## PROBLEM TO WORK ON
Every entry must be repeated exactly. Exclude all pictures.

## LISTED RECORDS
★ ★ ★ ★
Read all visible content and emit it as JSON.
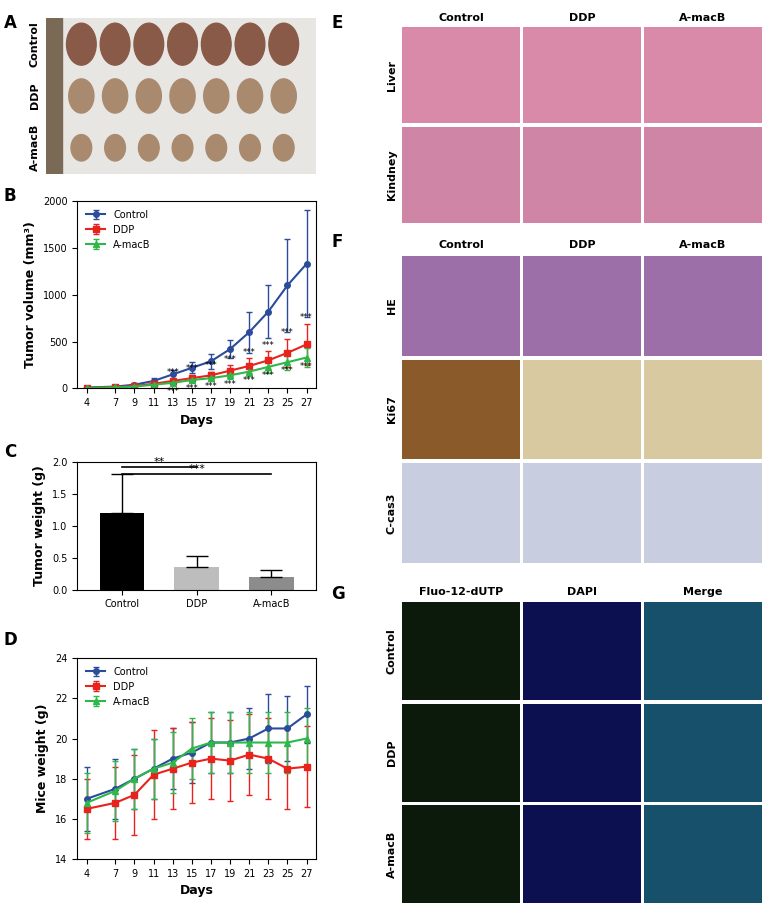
{
  "panel_labels": [
    "A",
    "B",
    "C",
    "D",
    "E",
    "F",
    "G"
  ],
  "chart_data": [
    {
      "type": "line",
      "xlabel": "Days",
      "ylabel": "Tumor volume (mm³)",
      "x": [
        4,
        7,
        9,
        11,
        13,
        15,
        17,
        19,
        21,
        23,
        25,
        27
      ],
      "xlim": [
        3,
        28
      ],
      "xticks": [
        4,
        7,
        9,
        11,
        13,
        15,
        17,
        19,
        21,
        23,
        25,
        27
      ],
      "ylim": [
        0,
        2000
      ],
      "yticks": [
        0,
        500,
        1000,
        1500,
        2000
      ],
      "grid": false,
      "legend": "upper left",
      "series": [
        {
          "name": "Control",
          "color": "#2b4c9b",
          "marker": "o",
          "values": [
            10,
            20,
            40,
            80,
            150,
            220,
            290,
            420,
            600,
            820,
            1100,
            1330
          ],
          "error": [
            5,
            10,
            15,
            30,
            50,
            60,
            80,
            100,
            220,
            280,
            500,
            570
          ]
        },
        {
          "name": "DDP",
          "color": "#e8221c",
          "marker": "s",
          "values": [
            5,
            15,
            25,
            50,
            80,
            110,
            140,
            190,
            240,
            300,
            380,
            470
          ],
          "error": [
            2,
            5,
            10,
            15,
            25,
            35,
            40,
            60,
            80,
            100,
            150,
            220
          ],
          "significance": {
            "x": [
              13,
              15,
              17,
              19,
              21,
              23,
              25,
              27
            ],
            "text": "***"
          }
        },
        {
          "name": "A-macB",
          "color": "#2eb84a",
          "marker": "^",
          "values": [
            5,
            12,
            20,
            40,
            60,
            90,
            110,
            140,
            180,
            230,
            280,
            330
          ],
          "error": [
            2,
            4,
            8,
            12,
            20,
            25,
            30,
            40,
            50,
            60,
            80,
            100
          ],
          "significance": {
            "x": [
              13,
              15,
              17,
              19,
              21,
              23,
              25,
              27
            ],
            "text": "***"
          }
        }
      ]
    },
    {
      "type": "bar",
      "ylabel": "Tumor weight (g)",
      "categories": [
        "Control",
        "DDP",
        "A-macB"
      ],
      "values": [
        1.2,
        0.35,
        0.19
      ],
      "error": [
        0.6,
        0.18,
        0.11
      ],
      "colors": [
        "#000000",
        "#bdbdbd",
        "#8c8c8c"
      ],
      "ylim": [
        0,
        2.0
      ],
      "yticks": [
        {
          "value": 0,
          "label": "0.0"
        },
        0.5,
        {
          "value": 1,
          "label": "1.0"
        },
        1.5,
        {
          "value": 2,
          "label": "2.0"
        }
      ],
      "grid": false,
      "significance": [
        {
          "pair": [
            "Control",
            "DDP"
          ],
          "text": "**"
        },
        {
          "pair": [
            "Control",
            "A-macB"
          ],
          "text": "***"
        }
      ]
    },
    {
      "type": "line",
      "xlabel": "Days",
      "ylabel": "Mice weight (g)",
      "x": [
        4,
        7,
        9,
        11,
        13,
        15,
        17,
        19,
        21,
        23,
        25,
        27
      ],
      "xlim": [
        3,
        28
      ],
      "xticks": [
        4,
        7,
        9,
        11,
        13,
        15,
        17,
        19,
        21,
        23,
        25,
        27
      ],
      "ylim": [
        14,
        24
      ],
      "yticks": [
        14,
        16,
        18,
        20,
        22,
        24
      ],
      "grid": false,
      "legend": "upper left",
      "series": [
        {
          "name": "Control",
          "color": "#2b4c9b",
          "marker": "o",
          "values": [
            17,
            17.5,
            18,
            18.5,
            19,
            19.3,
            19.8,
            19.8,
            20,
            20.5,
            20.5,
            21.2
          ],
          "error": [
            1.6,
            1.5,
            1.5,
            1.5,
            1.5,
            1.5,
            1.5,
            1.5,
            1.5,
            1.7,
            1.6,
            1.4
          ]
        },
        {
          "name": "DDP",
          "color": "#e8221c",
          "marker": "s",
          "values": [
            16.5,
            16.8,
            17.2,
            18.2,
            18.5,
            18.8,
            19,
            18.9,
            19.2,
            19,
            18.5,
            18.6
          ],
          "error": [
            1.5,
            1.8,
            2,
            2.2,
            2,
            2,
            2,
            2,
            2,
            2,
            2,
            2
          ]
        },
        {
          "name": "A-macB",
          "color": "#2eb84a",
          "marker": "^",
          "values": [
            16.8,
            17.4,
            18,
            18.5,
            18.8,
            19.5,
            19.8,
            19.8,
            19.8,
            19.8,
            19.8,
            20.0
          ],
          "error": [
            1.5,
            1.5,
            1.5,
            1.5,
            1.5,
            1.5,
            1.5,
            1.5,
            1.5,
            1.5,
            1.5,
            1.5
          ]
        }
      ]
    }
  ],
  "images": {
    "A": {
      "row_labels": [
        "Control",
        "DDP",
        "A-macB"
      ]
    },
    "E": {
      "column_labels": [
        "Control",
        "DDP",
        "A-macB"
      ],
      "row_labels": [
        "Liver",
        "Kindney"
      ]
    },
    "F": {
      "column_labels": [
        "Control",
        "DDP",
        "A-macB"
      ],
      "row_labels": [
        "HE",
        "Ki67",
        "C-cas3"
      ]
    },
    "G": {
      "column_labels": [
        "Fluo-12-dUTP",
        "DAPI",
        "Merge"
      ],
      "row_labels": [
        "Control",
        "DDP",
        "A-macB"
      ]
    }
  }
}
★ ★ ★ ★
## RESPONSE AREA
Read all visible content and emit it as JSON.
{
  "panel_labels": [
    "A",
    "B",
    "C",
    "D",
    "E",
    "F",
    "G"
  ],
  "chart_data": [
    {
      "type": "line",
      "xlabel": "Days",
      "ylabel": "Tumor volume (mm³)",
      "x": [
        4,
        7,
        9,
        11,
        13,
        15,
        17,
        19,
        21,
        23,
        25,
        27
      ],
      "xlim": [
        3,
        28
      ],
      "xticks": [
        4,
        7,
        9,
        11,
        13,
        15,
        17,
        19,
        21,
        23,
        25,
        27
      ],
      "ylim": [
        0,
        2000
      ],
      "yticks": [
        0,
        500,
        1000,
        1500,
        2000
      ],
      "grid": false,
      "legend": "upper left",
      "series": [
        {
          "name": "Control",
          "color": "#2b4c9b",
          "marker": "o",
          "values": [
            10,
            20,
            40,
            80,
            150,
            220,
            290,
            420,
            600,
            820,
            1100,
            1330
          ],
          "error": [
            5,
            10,
            15,
            30,
            50,
            60,
            80,
            100,
            220,
            280,
            500,
            570
          ]
        },
        {
          "name": "DDP",
          "color": "#e8221c",
          "marker": "s",
          "values": [
            5,
            15,
            25,
            50,
            80,
            110,
            140,
            190,
            240,
            300,
            380,
            470
          ],
          "error": [
            2,
            5,
            10,
            15,
            25,
            35,
            40,
            60,
            80,
            100,
            150,
            220
          ],
          "significance": {
            "x": [
              13,
              15,
              17,
              19,
              21,
              23,
              25,
              27
            ],
            "text": "***"
          }
        },
        {
          "name": "A-macB",
          "color": "#2eb84a",
          "marker": "^",
          "values": [
            5,
            12,
            20,
            40,
            60,
            90,
            110,
            140,
            180,
            230,
            280,
            330
          ],
          "error": [
            2,
            4,
            8,
            12,
            20,
            25,
            30,
            40,
            50,
            60,
            80,
            100
          ],
          "significance": {
            "x": [
              13,
              15,
              17,
              19,
              21,
              23,
              25,
              27
            ],
            "text": "***"
          }
        }
      ]
    },
    {
      "type": "bar",
      "ylabel": "Tumor weight (g)",
      "categories": [
        "Control",
        "DDP",
        "A-macB"
      ],
      "values": [
        1.2,
        0.35,
        0.19
      ],
      "error": [
        0.6,
        0.18,
        0.11
      ],
      "colors": [
        "#000000",
        "#bdbdbd",
        "#8c8c8c"
      ],
      "ylim": [
        0,
        2.0
      ],
      "yticks": [
        {
          "value": 0,
          "label": "0.0"
        },
        0.5,
        {
          "value": 1,
          "label": "1.0"
        },
        1.5,
        {
          "value": 2,
          "label": "2.0"
        }
      ],
      "grid": false,
      "significance": [
        {
          "pair": [
            "Control",
            "DDP"
          ],
          "text": "**"
        },
        {
          "pair": [
            "Control",
            "A-macB"
          ],
          "text": "***"
        }
      ]
    },
    {
      "type": "line",
      "xlabel": "Days",
      "ylabel": "Mice weight (g)",
      "x": [
        4,
        7,
        9,
        11,
        13,
        15,
        17,
        19,
        21,
        23,
        25,
        27
      ],
      "xlim": [
        3,
        28
      ],
      "xticks": [
        4,
        7,
        9,
        11,
        13,
        15,
        17,
        19,
        21,
        23,
        25,
        27
      ],
      "ylim": [
        14,
        24
      ],
      "yticks": [
        14,
        16,
        18,
        20,
        22,
        24
      ],
      "grid": false,
      "legend": "upper left",
      "series": [
        {
          "name": "Control",
          "color": "#2b4c9b",
          "marker": "o",
          "values": [
            17,
            17.5,
            18,
            18.5,
            19,
            19.3,
            19.8,
            19.8,
            20,
            20.5,
            20.5,
            21.2
          ],
          "error": [
            1.6,
            1.5,
            1.5,
            1.5,
            1.5,
            1.5,
            1.5,
            1.5,
            1.5,
            1.7,
            1.6,
            1.4
          ]
        },
        {
          "name": "DDP",
          "color": "#e8221c",
          "marker": "s",
          "values": [
            16.5,
            16.8,
            17.2,
            18.2,
            18.5,
            18.8,
            19,
            18.9,
            19.2,
            19,
            18.5,
            18.6
          ],
          "error": [
            1.5,
            1.8,
            2,
            2.2,
            2,
            2,
            2,
            2,
            2,
            2,
            2,
            2
          ]
        },
        {
          "name": "A-macB",
          "color": "#2eb84a",
          "marker": "^",
          "values": [
            16.8,
            17.4,
            18,
            18.5,
            18.8,
            19.5,
            19.8,
            19.8,
            19.8,
            19.8,
            19.8,
            20.0
          ],
          "error": [
            1.5,
            1.5,
            1.5,
            1.5,
            1.5,
            1.5,
            1.5,
            1.5,
            1.5,
            1.5,
            1.5,
            1.5
          ]
        }
      ]
    }
  ],
  "images": {
    "A": {
      "row_labels": [
        "Control",
        "DDP",
        "A-macB"
      ]
    },
    "E": {
      "column_labels": [
        "Control",
        "DDP",
        "A-macB"
      ],
      "row_labels": [
        "Liver",
        "Kindney"
      ]
    },
    "F": {
      "column_labels": [
        "Control",
        "DDP",
        "A-macB"
      ],
      "row_labels": [
        "HE",
        "Ki67",
        "C-cas3"
      ]
    },
    "G": {
      "column_labels": [
        "Fluo-12-dUTP",
        "DAPI",
        "Merge"
      ],
      "row_labels": [
        "Control",
        "DDP",
        "A-macB"
      ]
    }
  }
}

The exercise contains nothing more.